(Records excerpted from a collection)
* begin *
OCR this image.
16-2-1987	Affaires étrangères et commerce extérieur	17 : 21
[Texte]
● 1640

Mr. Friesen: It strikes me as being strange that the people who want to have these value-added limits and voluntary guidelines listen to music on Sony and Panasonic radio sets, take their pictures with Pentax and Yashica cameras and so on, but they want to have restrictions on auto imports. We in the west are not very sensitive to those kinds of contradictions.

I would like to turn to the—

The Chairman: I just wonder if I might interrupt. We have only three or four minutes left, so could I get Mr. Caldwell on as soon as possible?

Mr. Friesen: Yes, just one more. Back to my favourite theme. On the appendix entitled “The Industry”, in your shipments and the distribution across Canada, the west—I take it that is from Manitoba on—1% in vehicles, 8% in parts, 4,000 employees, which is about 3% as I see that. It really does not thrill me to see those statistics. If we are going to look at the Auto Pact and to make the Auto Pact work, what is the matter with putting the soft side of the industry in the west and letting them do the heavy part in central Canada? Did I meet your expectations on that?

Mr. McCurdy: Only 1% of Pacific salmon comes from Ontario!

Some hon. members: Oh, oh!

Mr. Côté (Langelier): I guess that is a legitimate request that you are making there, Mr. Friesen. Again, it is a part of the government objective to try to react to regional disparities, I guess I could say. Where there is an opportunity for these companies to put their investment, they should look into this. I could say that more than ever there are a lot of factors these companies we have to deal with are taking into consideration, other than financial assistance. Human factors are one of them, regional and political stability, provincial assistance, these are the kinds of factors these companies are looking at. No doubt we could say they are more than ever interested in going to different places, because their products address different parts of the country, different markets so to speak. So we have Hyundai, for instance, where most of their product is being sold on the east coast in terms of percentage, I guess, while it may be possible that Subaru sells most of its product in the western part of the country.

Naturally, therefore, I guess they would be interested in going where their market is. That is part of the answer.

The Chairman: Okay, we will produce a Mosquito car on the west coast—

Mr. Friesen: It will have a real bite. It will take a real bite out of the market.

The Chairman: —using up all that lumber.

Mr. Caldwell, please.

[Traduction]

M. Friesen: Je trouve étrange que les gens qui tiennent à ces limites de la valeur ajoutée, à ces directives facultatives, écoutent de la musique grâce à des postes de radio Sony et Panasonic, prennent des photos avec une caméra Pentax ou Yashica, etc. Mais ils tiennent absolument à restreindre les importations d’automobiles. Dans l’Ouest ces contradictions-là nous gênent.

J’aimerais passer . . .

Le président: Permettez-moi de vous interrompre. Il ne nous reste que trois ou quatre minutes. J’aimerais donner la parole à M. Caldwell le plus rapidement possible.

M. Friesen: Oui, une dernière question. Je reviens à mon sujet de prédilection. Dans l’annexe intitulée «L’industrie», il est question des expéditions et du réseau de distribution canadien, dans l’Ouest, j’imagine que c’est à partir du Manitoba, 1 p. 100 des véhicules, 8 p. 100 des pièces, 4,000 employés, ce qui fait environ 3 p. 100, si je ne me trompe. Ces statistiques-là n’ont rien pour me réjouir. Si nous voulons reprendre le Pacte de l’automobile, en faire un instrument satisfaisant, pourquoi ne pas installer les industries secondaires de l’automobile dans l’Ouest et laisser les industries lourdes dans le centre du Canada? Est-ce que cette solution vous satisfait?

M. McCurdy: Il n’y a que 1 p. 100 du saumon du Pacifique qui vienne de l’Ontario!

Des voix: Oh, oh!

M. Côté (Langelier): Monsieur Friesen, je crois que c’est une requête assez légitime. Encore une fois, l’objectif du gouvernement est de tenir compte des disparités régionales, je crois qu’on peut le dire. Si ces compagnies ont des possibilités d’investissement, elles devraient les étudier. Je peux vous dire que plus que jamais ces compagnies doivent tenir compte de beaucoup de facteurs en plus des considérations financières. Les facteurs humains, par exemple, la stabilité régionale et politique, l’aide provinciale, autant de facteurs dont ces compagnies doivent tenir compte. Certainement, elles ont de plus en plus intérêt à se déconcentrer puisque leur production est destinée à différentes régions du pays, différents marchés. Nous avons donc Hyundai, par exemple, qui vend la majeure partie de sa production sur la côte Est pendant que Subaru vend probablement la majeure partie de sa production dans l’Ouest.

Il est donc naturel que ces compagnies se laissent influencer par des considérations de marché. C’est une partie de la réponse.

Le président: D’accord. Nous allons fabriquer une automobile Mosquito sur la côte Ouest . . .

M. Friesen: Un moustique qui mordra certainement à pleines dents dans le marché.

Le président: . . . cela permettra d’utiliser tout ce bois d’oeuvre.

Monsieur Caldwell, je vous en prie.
* end *
[Exercise aim]: Only the count is wanted: report how many lines of the material above hold the word "donc".

[Exercise response]: 2